Could you transcribe every record below exactly as written, leaving out any pictures?

------ INFORMATION SHOWN ------

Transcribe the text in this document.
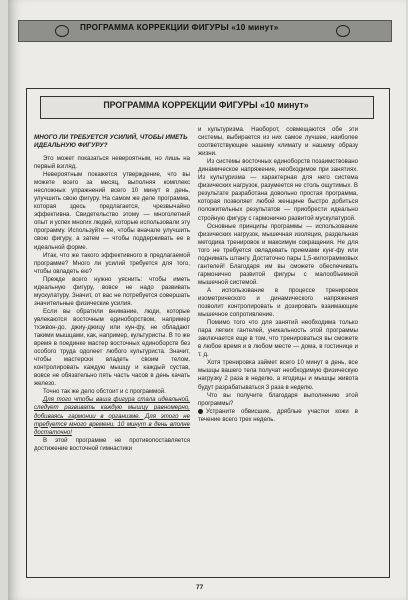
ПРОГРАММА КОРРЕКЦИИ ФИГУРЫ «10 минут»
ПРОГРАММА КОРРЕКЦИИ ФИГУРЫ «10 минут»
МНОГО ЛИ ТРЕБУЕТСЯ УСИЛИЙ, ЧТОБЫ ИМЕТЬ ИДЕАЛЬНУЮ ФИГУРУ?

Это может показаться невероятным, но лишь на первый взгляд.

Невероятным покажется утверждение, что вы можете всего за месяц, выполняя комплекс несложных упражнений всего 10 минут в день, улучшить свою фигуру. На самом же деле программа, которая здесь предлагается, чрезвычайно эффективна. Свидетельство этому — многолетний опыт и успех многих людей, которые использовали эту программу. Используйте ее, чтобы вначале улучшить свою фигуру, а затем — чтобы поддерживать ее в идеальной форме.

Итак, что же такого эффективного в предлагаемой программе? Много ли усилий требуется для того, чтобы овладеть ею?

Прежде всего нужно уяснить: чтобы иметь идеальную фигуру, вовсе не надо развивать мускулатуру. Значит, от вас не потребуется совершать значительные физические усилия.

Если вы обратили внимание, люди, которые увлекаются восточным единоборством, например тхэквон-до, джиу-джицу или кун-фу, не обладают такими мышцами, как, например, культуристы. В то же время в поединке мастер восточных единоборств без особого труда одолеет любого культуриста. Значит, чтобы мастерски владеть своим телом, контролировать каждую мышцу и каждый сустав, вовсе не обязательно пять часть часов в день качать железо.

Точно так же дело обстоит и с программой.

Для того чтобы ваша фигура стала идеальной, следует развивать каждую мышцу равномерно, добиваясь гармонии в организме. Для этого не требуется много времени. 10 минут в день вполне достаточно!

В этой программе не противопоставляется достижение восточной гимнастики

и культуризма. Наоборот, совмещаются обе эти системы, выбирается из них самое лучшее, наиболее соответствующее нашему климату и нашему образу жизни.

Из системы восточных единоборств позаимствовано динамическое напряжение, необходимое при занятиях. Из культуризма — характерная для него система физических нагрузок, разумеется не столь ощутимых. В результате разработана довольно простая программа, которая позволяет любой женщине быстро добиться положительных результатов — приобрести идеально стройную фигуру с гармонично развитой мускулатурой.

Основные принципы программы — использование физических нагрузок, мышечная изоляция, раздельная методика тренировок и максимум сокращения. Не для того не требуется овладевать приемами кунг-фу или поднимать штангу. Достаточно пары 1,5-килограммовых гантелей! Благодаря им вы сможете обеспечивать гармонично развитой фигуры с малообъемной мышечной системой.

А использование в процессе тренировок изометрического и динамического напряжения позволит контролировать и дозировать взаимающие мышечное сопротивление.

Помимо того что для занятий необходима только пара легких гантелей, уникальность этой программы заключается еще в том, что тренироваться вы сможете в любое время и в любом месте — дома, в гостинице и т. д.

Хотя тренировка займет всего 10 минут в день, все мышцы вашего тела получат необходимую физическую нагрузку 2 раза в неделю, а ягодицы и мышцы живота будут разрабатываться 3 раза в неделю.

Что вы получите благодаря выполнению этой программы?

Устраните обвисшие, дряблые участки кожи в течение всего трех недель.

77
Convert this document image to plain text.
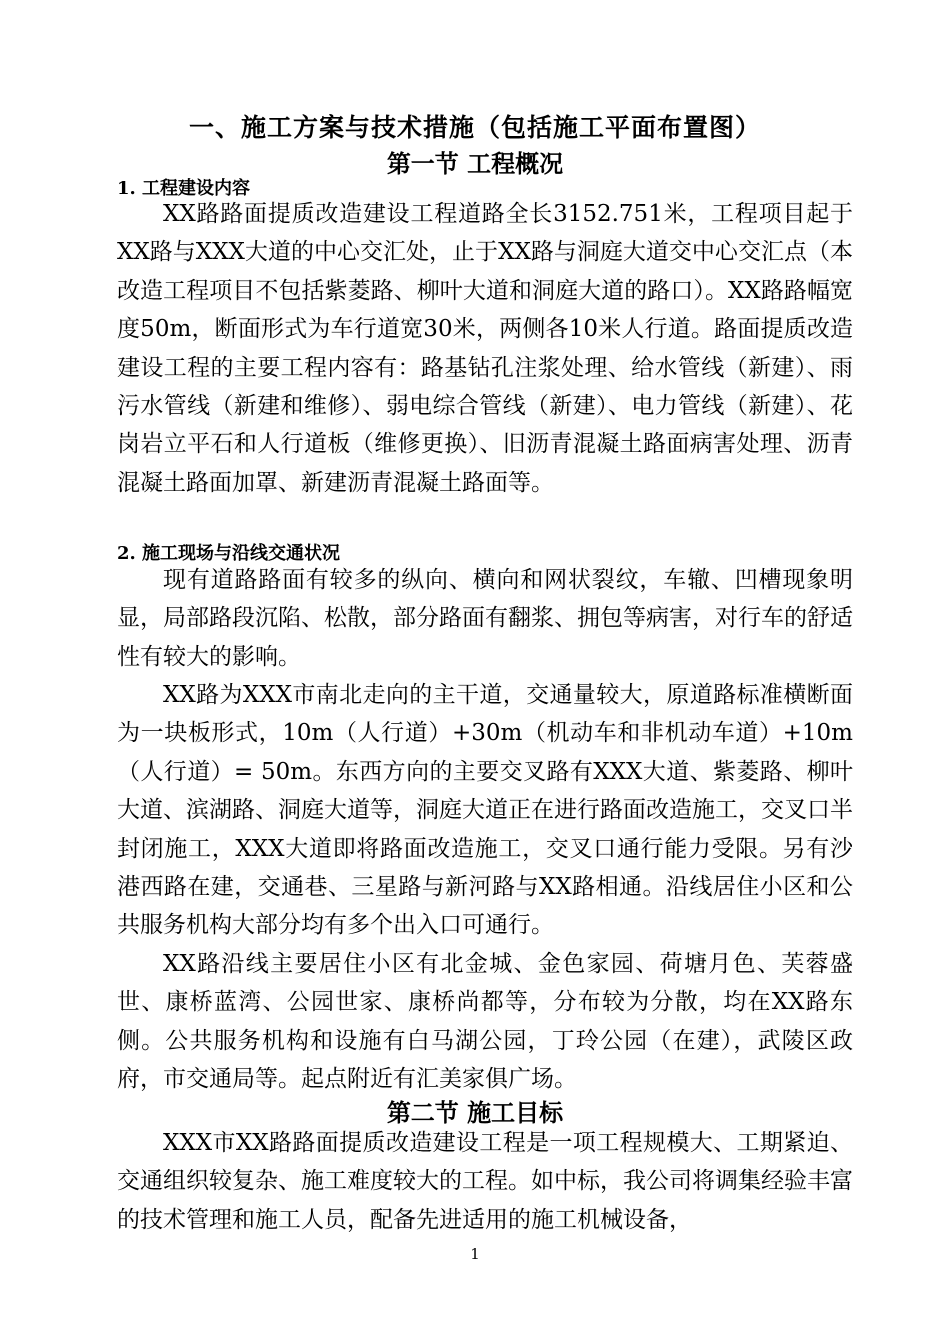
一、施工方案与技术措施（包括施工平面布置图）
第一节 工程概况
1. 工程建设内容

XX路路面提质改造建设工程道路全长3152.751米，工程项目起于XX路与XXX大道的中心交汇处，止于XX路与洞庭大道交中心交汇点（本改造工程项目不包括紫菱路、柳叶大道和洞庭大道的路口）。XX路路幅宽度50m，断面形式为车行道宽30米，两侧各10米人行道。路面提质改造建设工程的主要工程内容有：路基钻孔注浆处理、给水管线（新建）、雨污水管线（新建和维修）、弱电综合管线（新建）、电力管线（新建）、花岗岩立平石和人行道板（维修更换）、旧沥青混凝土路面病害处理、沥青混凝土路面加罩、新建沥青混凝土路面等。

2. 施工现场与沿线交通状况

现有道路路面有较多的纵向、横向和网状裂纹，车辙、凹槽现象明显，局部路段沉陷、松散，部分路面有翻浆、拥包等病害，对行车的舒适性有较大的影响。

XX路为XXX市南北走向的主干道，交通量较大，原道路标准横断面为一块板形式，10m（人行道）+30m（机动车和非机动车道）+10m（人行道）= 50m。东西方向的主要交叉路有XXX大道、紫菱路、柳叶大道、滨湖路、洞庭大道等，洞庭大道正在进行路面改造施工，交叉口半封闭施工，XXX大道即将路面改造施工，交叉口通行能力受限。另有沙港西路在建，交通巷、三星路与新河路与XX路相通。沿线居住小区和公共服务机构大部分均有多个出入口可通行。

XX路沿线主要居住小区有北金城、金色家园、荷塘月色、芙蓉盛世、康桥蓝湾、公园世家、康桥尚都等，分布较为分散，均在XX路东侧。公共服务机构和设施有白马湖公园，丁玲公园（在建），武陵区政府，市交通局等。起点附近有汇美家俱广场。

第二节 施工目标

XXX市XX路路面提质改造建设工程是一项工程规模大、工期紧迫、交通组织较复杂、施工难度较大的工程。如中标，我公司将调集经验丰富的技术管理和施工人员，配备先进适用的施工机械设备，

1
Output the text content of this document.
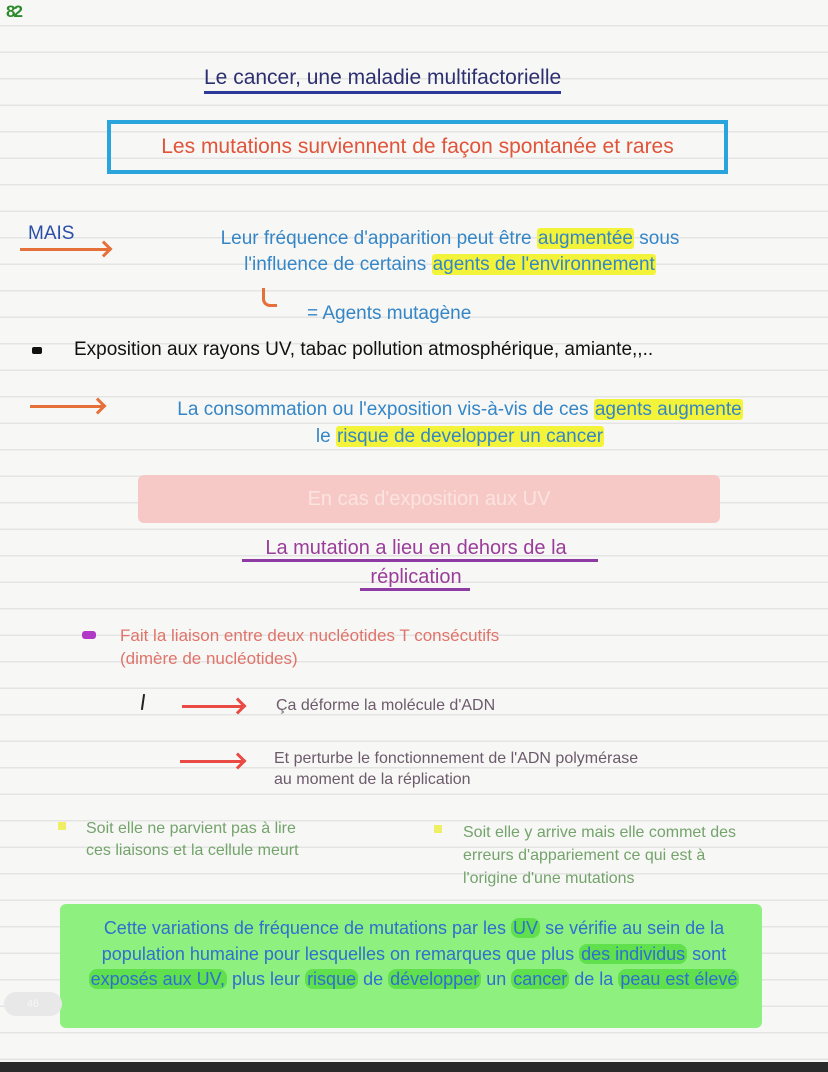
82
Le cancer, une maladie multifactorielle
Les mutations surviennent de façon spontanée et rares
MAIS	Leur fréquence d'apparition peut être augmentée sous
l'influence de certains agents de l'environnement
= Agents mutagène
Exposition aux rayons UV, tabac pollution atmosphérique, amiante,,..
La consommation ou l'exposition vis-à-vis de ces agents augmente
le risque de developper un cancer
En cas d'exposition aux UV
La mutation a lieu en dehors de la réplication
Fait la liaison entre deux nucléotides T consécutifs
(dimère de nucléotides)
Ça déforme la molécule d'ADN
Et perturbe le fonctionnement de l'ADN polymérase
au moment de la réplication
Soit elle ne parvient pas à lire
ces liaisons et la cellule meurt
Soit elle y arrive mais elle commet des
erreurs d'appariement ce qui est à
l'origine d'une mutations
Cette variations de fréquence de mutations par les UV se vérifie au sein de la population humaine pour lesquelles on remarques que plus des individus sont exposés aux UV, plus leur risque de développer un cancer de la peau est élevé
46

------

▸ **ANSWER TO THIS PROBLEM**
Transcribe the text in this document.
ПРОГРАММА КОРРЕКЦИИ ФИГУРЫ «10 минут»
ПРОГРАММА КОРРЕКЦИИ ФИГУРЫ «10 минут»
МНОГО ЛИ ТРЕБУЕТСЯ УСИЛИЙ, ЧТОБЫ ИМЕТЬ ИДЕАЛЬНУЮ ФИГУРУ?

Это может показаться невероятным, но лишь на первый взгляд.

Невероятным покажется утверждение, что вы можете всего за месяц, выполняя комплекс несложных упражнений всего 10 минут в день, улучшить свою фигуру. На самом же деле программа, которая здесь предлагается, чрезвычайно эффективна. Свидетельство этому — многолетний опыт и успех многих людей, которые использовали эту программу. Используйте ее, чтобы вначале улучшить свою фигуру, а затем — чтобы поддерживать ее в идеальной форме.

Итак, что же такого эффективного в предлагаемой программе? Много ли усилий требуется для того, чтобы овладеть ею?

Прежде всего нужно уяснить: чтобы иметь идеальную фигуру, вовсе не надо развивать мускулатуру. Значит, от вас не потребуется совершать значительные физические усилия.

Если вы обратили внимание, люди, которые увлекаются восточным единоборством, например тхэквон-до, джиу-джицу или кун-фу, не обладают такими мышцами, как, например, культуристы. В то же время в поединке мастер восточных единоборств без особого труда одолеет любого культуриста. Значит, чтобы мастерски владеть своим телом, контролировать каждую мышцу и каждый сустав, вовсе не обязательно пять часть часов в день качать железо.

Точно так же дело обстоит и с программой.

Для того чтобы ваша фигура стала идеальной, следует развивать каждую мышцу равномерно, добиваясь гармонии в организме. Для этого не требуется много времени. 10 минут в день вполне достаточно!

В этой программе не противопоставляется достижение восточной гимнастики

и культуризма. Наоборот, совмещаются обе эти системы, выбирается из них самое лучшее, наиболее соответствующее нашему климату и нашему образу жизни.

Из системы восточных единоборств позаимствовано динамическое напряжение, необходимое при занятиях. Из культуризма — характерная для него система физических нагрузок, разумеется не столь ощутимых. В результате разработана довольно простая программа, которая позволяет любой женщине быстро добиться положительных результатов — приобрести идеально стройную фигуру с гармонично развитой мускулатурой.

Основные принципы программы — использование физических нагрузок, мышечная изоляция, раздельная методика тренировок и максимум сокращения. Не для того не требуется овладевать приемами кунг-фу или поднимать штангу. Достаточно пары 1,5-килограммовых гантелей! Благодаря им вы сможете обеспечивать гармонично развитой фигуры с малообъемной мышечной системой.

А использование в процессе тренировок изометрического и динамического напряжения позволит контролировать и дозировать взаимающие мышечное сопротивление.

Помимо того что для занятий необходима только пара легких гантелей, уникальность этой программы заключается еще в том, что тренироваться вы сможете в любое время и в любом месте — дома, в гостинице и т. д.

Хотя тренировка займет всего 10 минут в день, все мышцы вашего тела получат необходимую физическую нагрузку 2 раза в неделю, а ягодицы и мышцы живота будут разрабатываться 3 раза в неделю.

Что вы получите благодаря выполнению этой программы?

Устраните обвисшие, дряблые участки кожи в течение всего трех недель.

77
Convert this document image to plain text.
一、施工方案与技术措施（包括施工平面布置图）
第一节 工程概况
1. 工程建设内容

XX路路面提质改造建设工程道路全长3152.751米，工程项目起于XX路与XXX大道的中心交汇处，止于XX路与洞庭大道交中心交汇点（本改造工程项目不包括紫菱路、柳叶大道和洞庭大道的路口）。XX路路幅宽度50m，断面形式为车行道宽30米，两侧各10米人行道。路面提质改造建设工程的主要工程内容有：路基钻孔注浆处理、给水管线（新建）、雨污水管线（新建和维修）、弱电综合管线（新建）、电力管线（新建）、花岗岩立平石和人行道板（维修更换）、旧沥青混凝土路面病害处理、沥青混凝土路面加罩、新建沥青混凝土路面等。

2. 施工现场与沿线交通状况

现有道路路面有较多的纵向、横向和网状裂纹，车辙、凹槽现象明显，局部路段沉陷、松散，部分路面有翻浆、拥包等病害，对行车的舒适性有较大的影响。

XX路为XXX市南北走向的主干道，交通量较大，原道路标准横断面为一块板形式，10m（人行道）+30m（机动车和非机动车道）+10m（人行道）= 50m。东西方向的主要交叉路有XXX大道、紫菱路、柳叶大道、滨湖路、洞庭大道等，洞庭大道正在进行路面改造施工，交叉口半封闭施工，XXX大道即将路面改造施工，交叉口通行能力受限。另有沙港西路在建，交通巷、三星路与新河路与XX路相通。沿线居住小区和公共服务机构大部分均有多个出入口可通行。

XX路沿线主要居住小区有北金城、金色家园、荷塘月色、芙蓉盛世、康桥蓝湾、公园世家、康桥尚都等，分布较为分散，均在XX路东侧。公共服务机构和设施有白马湖公园，丁玲公园（在建），武陵区政府，市交通局等。起点附近有汇美家俱广场。

第二节 施工目标

XXX市XX路路面提质改造建设工程是一项工程规模大、工期紧迫、交通组织较复杂、施工难度较大的工程。如中标，我公司将调集经验丰富的技术管理和施工人员，配备先进适用的施工机械设备，

1
Output the text content of this document.
82
Le cancer, une maladie multifactorielle
Les mutations surviennent de façon spontanée et rares
MAIS	Leur fréquence d'apparition peut être augmentée sous
l'influence de certains agents de l'environnement
= Agents mutagène
Exposition aux rayons UV, tabac pollution atmosphérique, amiante,,..
La consommation ou l'exposition vis-à-vis de ces agents augmente
le risque de developper un cancer
En cas d'exposition aux UV
La mutation a lieu en dehors de la réplication
Fait la liaison entre deux nucléotides T consécutifs
(dimère de nucléotides)
Ça déforme la molécule d'ADN
Et perturbe le fonctionnement de l'ADN polymérase
au moment de la réplication
Soit elle ne parvient pas à lire
ces liaisons et la cellule meurt
Soit elle y arrive mais elle commet des
erreurs d'appariement ce qui est à
l'origine d'une mutations
Cette variations de fréquence de mutations par les UV se vérifie au sein de la population humaine pour lesquelles on remarques que plus des individus sont exposés aux UV, plus leur risque de développer un cancer de la peau est élevé
46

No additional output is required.